╭─ DATASET ROWS

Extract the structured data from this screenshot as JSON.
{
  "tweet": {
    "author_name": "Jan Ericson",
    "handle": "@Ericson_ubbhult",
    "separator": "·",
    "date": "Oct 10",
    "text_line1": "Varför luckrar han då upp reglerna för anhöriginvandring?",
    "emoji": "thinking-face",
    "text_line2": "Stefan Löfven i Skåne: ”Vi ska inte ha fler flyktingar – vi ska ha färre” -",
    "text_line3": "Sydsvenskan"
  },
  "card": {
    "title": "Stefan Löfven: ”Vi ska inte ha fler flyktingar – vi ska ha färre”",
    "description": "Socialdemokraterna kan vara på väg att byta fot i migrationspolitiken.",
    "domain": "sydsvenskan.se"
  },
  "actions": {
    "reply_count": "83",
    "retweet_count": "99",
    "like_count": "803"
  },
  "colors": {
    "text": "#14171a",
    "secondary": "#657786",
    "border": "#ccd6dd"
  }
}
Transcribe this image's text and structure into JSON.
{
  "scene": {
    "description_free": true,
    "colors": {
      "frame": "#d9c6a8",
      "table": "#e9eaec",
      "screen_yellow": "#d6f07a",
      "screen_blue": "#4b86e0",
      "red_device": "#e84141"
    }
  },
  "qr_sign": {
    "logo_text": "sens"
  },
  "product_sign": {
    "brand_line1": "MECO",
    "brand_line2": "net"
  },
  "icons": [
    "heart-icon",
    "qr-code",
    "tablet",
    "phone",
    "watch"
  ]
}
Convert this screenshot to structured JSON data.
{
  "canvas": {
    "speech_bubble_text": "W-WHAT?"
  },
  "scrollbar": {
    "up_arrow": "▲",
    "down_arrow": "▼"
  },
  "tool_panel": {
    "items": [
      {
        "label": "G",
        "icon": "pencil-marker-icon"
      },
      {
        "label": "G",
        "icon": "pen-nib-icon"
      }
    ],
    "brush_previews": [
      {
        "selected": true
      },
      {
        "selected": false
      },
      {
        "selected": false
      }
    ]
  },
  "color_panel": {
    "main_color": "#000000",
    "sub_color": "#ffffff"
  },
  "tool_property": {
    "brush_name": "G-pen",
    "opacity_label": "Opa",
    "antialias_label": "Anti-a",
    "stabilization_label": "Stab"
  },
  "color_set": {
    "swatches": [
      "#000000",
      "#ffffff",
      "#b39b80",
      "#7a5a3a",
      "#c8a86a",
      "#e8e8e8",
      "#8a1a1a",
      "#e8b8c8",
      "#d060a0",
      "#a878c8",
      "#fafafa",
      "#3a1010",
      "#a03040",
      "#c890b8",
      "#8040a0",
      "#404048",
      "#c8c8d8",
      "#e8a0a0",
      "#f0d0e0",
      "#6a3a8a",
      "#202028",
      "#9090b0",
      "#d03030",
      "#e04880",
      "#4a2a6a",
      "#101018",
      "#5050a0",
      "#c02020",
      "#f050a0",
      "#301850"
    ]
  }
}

╰─

:: PROBLEM TO SOLVE ::
Return each full line of the entries that contains the word "true".

:: TASK OUTPUT ::
    "description_free": true,
        "selected": true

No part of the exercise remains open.